Items from a dataset ▸
▶

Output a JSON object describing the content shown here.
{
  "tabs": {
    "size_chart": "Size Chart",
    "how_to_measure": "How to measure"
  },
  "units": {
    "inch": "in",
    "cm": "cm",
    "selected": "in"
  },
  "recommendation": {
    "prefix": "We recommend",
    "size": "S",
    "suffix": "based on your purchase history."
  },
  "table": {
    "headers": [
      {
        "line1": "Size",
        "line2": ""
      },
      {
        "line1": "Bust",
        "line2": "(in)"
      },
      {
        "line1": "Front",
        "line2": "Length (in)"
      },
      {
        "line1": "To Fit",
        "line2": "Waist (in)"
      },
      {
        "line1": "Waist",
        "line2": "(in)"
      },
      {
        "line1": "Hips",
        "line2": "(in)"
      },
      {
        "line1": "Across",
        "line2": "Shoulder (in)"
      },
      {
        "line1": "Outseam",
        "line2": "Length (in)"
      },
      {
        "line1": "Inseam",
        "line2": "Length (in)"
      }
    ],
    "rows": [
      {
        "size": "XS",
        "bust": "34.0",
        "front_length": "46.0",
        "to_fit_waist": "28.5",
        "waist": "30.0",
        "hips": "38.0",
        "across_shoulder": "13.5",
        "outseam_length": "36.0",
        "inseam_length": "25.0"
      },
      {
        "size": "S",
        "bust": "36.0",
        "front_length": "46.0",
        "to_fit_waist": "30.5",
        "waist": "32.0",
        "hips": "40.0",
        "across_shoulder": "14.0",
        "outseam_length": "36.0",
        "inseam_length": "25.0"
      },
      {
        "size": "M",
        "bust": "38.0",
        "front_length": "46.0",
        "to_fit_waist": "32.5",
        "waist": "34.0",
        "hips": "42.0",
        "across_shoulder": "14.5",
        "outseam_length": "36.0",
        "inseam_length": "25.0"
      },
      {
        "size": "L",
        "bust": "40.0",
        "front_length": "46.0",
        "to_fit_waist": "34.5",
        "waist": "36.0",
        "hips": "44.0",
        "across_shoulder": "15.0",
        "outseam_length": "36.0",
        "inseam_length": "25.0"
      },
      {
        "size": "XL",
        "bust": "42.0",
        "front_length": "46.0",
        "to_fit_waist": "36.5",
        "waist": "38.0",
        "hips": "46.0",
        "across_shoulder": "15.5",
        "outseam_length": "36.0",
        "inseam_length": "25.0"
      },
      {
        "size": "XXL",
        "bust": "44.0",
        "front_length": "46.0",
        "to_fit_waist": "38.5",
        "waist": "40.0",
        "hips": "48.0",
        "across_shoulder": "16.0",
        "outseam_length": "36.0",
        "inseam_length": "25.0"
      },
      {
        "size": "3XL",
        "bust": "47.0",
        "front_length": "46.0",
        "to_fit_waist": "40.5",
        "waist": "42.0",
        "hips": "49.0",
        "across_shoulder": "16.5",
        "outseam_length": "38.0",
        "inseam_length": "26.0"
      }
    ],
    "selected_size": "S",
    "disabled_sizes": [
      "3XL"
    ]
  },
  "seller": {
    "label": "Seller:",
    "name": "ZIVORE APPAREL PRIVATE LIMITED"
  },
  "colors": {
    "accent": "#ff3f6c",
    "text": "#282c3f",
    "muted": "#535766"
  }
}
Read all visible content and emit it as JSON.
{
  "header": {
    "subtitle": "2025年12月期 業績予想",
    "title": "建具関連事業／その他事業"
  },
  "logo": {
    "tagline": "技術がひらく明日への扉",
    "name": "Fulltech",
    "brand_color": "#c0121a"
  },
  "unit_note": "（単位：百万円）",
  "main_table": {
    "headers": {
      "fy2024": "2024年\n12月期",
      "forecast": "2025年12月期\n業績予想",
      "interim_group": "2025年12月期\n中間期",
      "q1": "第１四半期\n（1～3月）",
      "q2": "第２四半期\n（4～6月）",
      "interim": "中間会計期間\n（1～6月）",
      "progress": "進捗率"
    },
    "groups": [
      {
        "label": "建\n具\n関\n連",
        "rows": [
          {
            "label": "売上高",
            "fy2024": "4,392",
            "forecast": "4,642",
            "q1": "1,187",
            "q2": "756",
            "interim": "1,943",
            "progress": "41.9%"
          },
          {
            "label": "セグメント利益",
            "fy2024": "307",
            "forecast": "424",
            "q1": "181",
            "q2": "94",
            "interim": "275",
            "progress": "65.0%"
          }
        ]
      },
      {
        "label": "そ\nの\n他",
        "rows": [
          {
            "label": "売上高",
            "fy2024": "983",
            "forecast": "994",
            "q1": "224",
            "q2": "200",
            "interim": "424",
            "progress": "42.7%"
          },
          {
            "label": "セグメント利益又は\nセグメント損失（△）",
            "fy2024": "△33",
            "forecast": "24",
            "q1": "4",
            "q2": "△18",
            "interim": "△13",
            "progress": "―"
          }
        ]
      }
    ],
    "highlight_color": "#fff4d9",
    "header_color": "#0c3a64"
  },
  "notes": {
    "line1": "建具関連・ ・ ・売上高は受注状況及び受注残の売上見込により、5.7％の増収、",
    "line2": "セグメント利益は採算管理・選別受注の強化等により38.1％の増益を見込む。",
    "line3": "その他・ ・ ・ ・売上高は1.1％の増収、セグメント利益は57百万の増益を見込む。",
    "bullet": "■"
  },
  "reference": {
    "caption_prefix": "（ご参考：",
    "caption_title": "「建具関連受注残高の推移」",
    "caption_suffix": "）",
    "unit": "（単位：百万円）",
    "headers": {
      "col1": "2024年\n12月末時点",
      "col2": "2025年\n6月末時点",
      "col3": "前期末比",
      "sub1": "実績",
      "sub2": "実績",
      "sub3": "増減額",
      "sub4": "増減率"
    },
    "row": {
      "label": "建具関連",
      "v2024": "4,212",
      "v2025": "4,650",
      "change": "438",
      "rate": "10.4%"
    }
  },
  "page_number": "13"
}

◀

The problem ▸
Write out the entire listing exactly.

Completed task ▸
Output a JSON object describing the content shown here.
{
  "tabs": {
    "size_chart": "Size Chart",
    "how_to_measure": "How to measure"
  },
  "units": {
    "inch": "in",
    "cm": "cm",
    "selected": "in"
  },
  "recommendation": {
    "prefix": "We recommend",
    "size": "S",
    "suffix": "based on your purchase history."
  },
  "table": {
    "headers": [
      {
        "line1": "Size",
        "line2": ""
      },
      {
        "line1": "Bust",
        "line2": "(in)"
      },
      {
        "line1": "Front",
        "line2": "Length (in)"
      },
      {
        "line1": "To Fit",
        "line2": "Waist (in)"
      },
      {
        "line1": "Waist",
        "line2": "(in)"
      },
      {
        "line1": "Hips",
        "line2": "(in)"
      },
      {
        "line1": "Across",
        "line2": "Shoulder (in)"
      },
      {
        "line1": "Outseam",
        "line2": "Length (in)"
      },
      {
        "line1": "Inseam",
        "line2": "Length (in)"
      }
    ],
    "rows": [
      {
        "size": "XS",
        "bust": "34.0",
        "front_length": "46.0",
        "to_fit_waist": "28.5",
        "waist": "30.0",
        "hips": "38.0",
        "across_shoulder": "13.5",
        "outseam_length": "36.0",
        "inseam_length": "25.0"
      },
      {
        "size": "S",
        "bust": "36.0",
        "front_length": "46.0",
        "to_fit_waist": "30.5",
        "waist": "32.0",
        "hips": "40.0",
        "across_shoulder": "14.0",
        "outseam_length": "36.0",
        "inseam_length": "25.0"
      },
      {
        "size": "M",
        "bust": "38.0",
        "front_length": "46.0",
        "to_fit_waist": "32.5",
        "waist": "34.0",
        "hips": "42.0",
        "across_shoulder": "14.5",
        "outseam_length": "36.0",
        "inseam_length": "25.0"
      },
      {
        "size": "L",
        "bust": "40.0",
        "front_length": "46.0",
        "to_fit_waist": "34.5",
        "waist": "36.0",
        "hips": "44.0",
        "across_shoulder": "15.0",
        "outseam_length": "36.0",
        "inseam_length": "25.0"
      },
      {
        "size": "XL",
        "bust": "42.0",
        "front_length": "46.0",
        "to_fit_waist": "36.5",
        "waist": "38.0",
        "hips": "46.0",
        "across_shoulder": "15.5",
        "outseam_length": "36.0",
        "inseam_length": "25.0"
      },
      {
        "size": "XXL",
        "bust": "44.0",
        "front_length": "46.0",
        "to_fit_waist": "38.5",
        "waist": "40.0",
        "hips": "48.0",
        "across_shoulder": "16.0",
        "outseam_length": "36.0",
        "inseam_length": "25.0"
      },
      {
        "size": "3XL",
        "bust": "47.0",
        "front_length": "46.0",
        "to_fit_waist": "40.5",
        "waist": "42.0",
        "hips": "49.0",
        "across_shoulder": "16.5",
        "outseam_length": "38.0",
        "inseam_length": "26.0"
      }
    ],
    "selected_size": "S",
    "disabled_sizes": [
      "3XL"
    ]
  },
  "seller": {
    "label": "Seller:",
    "name": "ZIVORE APPAREL PRIVATE LIMITED"
  },
  "colors": {
    "accent": "#ff3f6c",
    "text": "#282c3f",
    "muted": "#535766"
  }
}
Read all visible content and emit it as JSON.
{
  "header": {
    "subtitle": "2025年12月期 業績予想",
    "title": "建具関連事業／その他事業"
  },
  "logo": {
    "tagline": "技術がひらく明日への扉",
    "name": "Fulltech",
    "brand_color": "#c0121a"
  },
  "unit_note": "（単位：百万円）",
  "main_table": {
    "headers": {
      "fy2024": "2024年\n12月期",
      "forecast": "2025年12月期\n業績予想",
      "interim_group": "2025年12月期\n中間期",
      "q1": "第１四半期\n（1～3月）",
      "q2": "第２四半期\n（4～6月）",
      "interim": "中間会計期間\n（1～6月）",
      "progress": "進捗率"
    },
    "groups": [
      {
        "label": "建\n具\n関\n連",
        "rows": [
          {
            "label": "売上高",
            "fy2024": "4,392",
            "forecast": "4,642",
            "q1": "1,187",
            "q2": "756",
            "interim": "1,943",
            "progress": "41.9%"
          },
          {
            "label": "セグメント利益",
            "fy2024": "307",
            "forecast": "424",
            "q1": "181",
            "q2": "94",
            "interim": "275",
            "progress": "65.0%"
          }
        ]
      },
      {
        "label": "そ\nの\n他",
        "rows": [
          {
            "label": "売上高",
            "fy2024": "983",
            "forecast": "994",
            "q1": "224",
            "q2": "200",
            "interim": "424",
            "progress": "42.7%"
          },
          {
            "label": "セグメント利益又は\nセグメント損失（△）",
            "fy2024": "△33",
            "forecast": "24",
            "q1": "4",
            "q2": "△18",
            "interim": "△13",
            "progress": "―"
          }
        ]
      }
    ],
    "highlight_color": "#fff4d9",
    "header_color": "#0c3a64"
  },
  "notes": {
    "line1": "建具関連・ ・ ・売上高は受注状況及び受注残の売上見込により、5.7％の増収、",
    "line2": "セグメント利益は採算管理・選別受注の強化等により38.1％の増益を見込む。",
    "line3": "その他・ ・ ・ ・売上高は1.1％の増収、セグメント利益は57百万の増益を見込む。",
    "bullet": "■"
  },
  "reference": {
    "caption_prefix": "（ご参考：",
    "caption_title": "「建具関連受注残高の推移」",
    "caption_suffix": "）",
    "unit": "（単位：百万円）",
    "headers": {
      "col1": "2024年\n12月末時点",
      "col2": "2025年\n6月末時点",
      "col3": "前期末比",
      "sub1": "実績",
      "sub2": "実績",
      "sub3": "増減額",
      "sub4": "増減率"
    },
    "row": {
      "label": "建具関連",
      "v2024": "4,212",
      "v2025": "4,650",
      "change": "438",
      "rate": "10.4%"
    }
  },
  "page_number": "13"
}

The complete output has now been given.